----- Items
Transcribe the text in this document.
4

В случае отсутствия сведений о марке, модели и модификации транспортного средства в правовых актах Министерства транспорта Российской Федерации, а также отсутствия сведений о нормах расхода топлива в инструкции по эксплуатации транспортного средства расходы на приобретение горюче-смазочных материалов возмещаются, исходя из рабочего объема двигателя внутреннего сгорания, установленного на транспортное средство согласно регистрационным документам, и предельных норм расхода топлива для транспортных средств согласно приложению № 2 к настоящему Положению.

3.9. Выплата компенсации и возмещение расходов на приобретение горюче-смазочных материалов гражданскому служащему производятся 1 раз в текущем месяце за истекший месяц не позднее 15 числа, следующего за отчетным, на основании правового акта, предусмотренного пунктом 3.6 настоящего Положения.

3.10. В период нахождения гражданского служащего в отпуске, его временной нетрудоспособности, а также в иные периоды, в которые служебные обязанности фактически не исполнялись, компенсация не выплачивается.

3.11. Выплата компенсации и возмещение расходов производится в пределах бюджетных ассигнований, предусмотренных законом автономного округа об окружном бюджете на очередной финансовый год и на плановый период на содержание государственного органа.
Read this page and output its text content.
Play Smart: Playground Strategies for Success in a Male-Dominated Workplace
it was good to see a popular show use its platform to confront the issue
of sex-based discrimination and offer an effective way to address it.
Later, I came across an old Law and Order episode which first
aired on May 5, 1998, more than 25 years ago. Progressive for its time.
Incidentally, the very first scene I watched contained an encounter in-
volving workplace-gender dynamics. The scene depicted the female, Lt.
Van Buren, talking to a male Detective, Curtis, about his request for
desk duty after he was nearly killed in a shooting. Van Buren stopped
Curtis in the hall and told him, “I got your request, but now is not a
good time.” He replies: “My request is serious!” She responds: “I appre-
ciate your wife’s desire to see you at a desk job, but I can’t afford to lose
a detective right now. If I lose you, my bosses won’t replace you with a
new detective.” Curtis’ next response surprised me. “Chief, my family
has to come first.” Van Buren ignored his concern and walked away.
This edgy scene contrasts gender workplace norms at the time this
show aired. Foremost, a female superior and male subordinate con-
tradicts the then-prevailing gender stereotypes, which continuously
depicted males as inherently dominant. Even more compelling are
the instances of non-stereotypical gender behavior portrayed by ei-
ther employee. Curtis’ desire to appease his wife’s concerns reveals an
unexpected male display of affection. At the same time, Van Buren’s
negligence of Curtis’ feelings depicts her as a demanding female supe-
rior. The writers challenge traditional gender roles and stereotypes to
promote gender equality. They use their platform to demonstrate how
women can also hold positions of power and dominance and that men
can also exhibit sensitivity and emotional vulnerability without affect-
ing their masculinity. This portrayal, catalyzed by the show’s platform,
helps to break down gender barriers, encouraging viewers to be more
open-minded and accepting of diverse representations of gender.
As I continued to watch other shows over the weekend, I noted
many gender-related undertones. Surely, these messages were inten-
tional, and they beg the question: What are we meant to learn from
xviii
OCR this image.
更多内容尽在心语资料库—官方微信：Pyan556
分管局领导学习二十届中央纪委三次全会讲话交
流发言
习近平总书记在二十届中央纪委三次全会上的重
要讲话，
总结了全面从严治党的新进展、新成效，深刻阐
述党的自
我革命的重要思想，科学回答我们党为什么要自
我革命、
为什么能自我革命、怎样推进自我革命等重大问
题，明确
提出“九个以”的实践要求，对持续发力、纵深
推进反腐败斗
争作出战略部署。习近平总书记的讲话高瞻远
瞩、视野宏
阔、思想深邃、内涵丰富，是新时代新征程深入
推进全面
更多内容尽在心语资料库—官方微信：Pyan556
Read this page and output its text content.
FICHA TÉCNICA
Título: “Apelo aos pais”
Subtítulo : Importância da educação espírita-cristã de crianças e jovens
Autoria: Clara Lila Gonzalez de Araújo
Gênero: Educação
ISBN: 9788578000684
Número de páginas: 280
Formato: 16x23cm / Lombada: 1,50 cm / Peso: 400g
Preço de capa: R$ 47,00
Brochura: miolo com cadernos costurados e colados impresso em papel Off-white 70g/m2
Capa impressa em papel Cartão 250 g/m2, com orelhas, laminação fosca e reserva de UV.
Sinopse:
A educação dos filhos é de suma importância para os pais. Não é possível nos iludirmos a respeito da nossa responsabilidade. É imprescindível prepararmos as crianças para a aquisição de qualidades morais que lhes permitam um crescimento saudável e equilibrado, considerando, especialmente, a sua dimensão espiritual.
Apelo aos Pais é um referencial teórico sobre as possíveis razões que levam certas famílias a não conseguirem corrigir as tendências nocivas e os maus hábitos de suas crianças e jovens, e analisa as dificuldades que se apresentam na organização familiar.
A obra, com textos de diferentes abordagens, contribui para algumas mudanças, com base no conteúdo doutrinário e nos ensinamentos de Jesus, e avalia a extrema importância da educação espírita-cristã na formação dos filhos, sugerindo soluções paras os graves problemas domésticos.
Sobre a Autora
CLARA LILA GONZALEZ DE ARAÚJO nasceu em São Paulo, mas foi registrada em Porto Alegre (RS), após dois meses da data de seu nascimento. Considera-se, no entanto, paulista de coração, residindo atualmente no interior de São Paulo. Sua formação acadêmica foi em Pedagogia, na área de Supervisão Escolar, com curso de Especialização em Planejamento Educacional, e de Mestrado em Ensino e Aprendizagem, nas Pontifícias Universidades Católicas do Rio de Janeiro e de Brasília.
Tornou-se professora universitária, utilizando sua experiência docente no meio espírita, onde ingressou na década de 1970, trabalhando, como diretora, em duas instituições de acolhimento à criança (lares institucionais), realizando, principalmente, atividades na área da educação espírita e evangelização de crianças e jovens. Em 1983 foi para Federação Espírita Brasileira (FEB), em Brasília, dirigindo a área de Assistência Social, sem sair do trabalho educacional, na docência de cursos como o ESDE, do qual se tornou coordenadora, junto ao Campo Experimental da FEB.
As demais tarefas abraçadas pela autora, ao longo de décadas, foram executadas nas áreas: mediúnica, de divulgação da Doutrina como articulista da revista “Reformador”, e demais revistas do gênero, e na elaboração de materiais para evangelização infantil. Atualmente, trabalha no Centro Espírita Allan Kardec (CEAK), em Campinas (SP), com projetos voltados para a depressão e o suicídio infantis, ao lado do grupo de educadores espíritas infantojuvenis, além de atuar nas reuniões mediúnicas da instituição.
----------
**What is expected:** Count how many lines of the material hold the string "gender". Give the number and nothing more.

**Written solution:** 9